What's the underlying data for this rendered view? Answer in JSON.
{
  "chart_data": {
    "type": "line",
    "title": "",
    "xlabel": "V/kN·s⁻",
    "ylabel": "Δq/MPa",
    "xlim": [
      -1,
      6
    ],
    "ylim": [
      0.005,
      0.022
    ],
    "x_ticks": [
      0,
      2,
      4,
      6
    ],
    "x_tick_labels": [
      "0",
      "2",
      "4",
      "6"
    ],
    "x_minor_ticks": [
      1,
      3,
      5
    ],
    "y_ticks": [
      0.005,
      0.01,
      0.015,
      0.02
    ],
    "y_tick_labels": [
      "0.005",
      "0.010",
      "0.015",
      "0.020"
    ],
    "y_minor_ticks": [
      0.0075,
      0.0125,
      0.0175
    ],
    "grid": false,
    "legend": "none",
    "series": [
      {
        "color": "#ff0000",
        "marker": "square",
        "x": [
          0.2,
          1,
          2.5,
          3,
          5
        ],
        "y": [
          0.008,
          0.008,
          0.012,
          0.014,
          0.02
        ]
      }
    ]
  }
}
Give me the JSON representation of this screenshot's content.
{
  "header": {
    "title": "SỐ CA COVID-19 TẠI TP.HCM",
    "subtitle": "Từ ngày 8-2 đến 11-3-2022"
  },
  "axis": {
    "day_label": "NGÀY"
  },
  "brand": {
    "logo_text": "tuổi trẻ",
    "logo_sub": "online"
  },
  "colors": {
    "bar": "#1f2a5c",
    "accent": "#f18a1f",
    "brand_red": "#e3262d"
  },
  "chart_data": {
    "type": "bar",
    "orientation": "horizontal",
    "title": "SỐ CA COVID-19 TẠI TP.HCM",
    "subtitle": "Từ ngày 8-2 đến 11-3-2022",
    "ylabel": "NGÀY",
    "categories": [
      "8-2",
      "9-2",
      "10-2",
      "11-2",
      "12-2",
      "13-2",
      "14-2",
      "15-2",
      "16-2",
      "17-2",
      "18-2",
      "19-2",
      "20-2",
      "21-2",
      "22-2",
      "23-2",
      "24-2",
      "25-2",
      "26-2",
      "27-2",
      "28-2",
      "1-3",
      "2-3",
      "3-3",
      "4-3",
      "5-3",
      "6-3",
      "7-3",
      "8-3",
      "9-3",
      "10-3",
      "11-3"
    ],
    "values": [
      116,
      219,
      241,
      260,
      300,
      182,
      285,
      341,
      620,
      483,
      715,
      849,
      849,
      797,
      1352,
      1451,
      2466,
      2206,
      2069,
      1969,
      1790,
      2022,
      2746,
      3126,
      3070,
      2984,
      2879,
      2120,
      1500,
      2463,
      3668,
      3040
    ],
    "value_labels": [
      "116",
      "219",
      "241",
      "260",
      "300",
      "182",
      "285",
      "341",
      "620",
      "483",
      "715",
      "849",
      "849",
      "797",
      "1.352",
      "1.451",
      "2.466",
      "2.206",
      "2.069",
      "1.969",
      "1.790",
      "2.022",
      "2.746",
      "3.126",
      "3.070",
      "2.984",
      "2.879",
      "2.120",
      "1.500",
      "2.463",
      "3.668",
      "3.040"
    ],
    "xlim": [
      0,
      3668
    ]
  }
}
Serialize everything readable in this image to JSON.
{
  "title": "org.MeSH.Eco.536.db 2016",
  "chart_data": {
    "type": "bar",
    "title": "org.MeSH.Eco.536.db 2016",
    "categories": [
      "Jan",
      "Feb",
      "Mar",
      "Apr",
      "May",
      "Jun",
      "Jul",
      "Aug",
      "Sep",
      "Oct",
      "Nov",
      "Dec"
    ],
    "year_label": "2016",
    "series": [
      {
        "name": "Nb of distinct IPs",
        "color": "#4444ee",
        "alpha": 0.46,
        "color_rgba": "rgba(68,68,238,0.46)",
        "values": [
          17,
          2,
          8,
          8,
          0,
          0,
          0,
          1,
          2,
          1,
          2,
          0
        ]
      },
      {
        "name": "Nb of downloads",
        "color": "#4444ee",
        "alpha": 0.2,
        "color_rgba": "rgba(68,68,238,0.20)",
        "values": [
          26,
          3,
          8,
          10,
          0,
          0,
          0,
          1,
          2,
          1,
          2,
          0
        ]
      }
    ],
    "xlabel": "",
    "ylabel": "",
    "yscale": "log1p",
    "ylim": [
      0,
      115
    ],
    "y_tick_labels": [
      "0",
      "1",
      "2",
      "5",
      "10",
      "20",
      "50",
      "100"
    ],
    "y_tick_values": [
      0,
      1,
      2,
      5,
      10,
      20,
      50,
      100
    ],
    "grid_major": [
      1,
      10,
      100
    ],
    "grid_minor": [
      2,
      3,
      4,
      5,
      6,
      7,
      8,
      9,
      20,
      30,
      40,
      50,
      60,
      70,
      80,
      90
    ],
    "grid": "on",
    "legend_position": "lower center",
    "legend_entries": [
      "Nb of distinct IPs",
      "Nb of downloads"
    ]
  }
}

What the exercise asks: Gather up the lines containing the word "name" from these records and copy them.

Written answer:
        "name": "Nb of distinct IPs",
        "name": "Nb of downloads",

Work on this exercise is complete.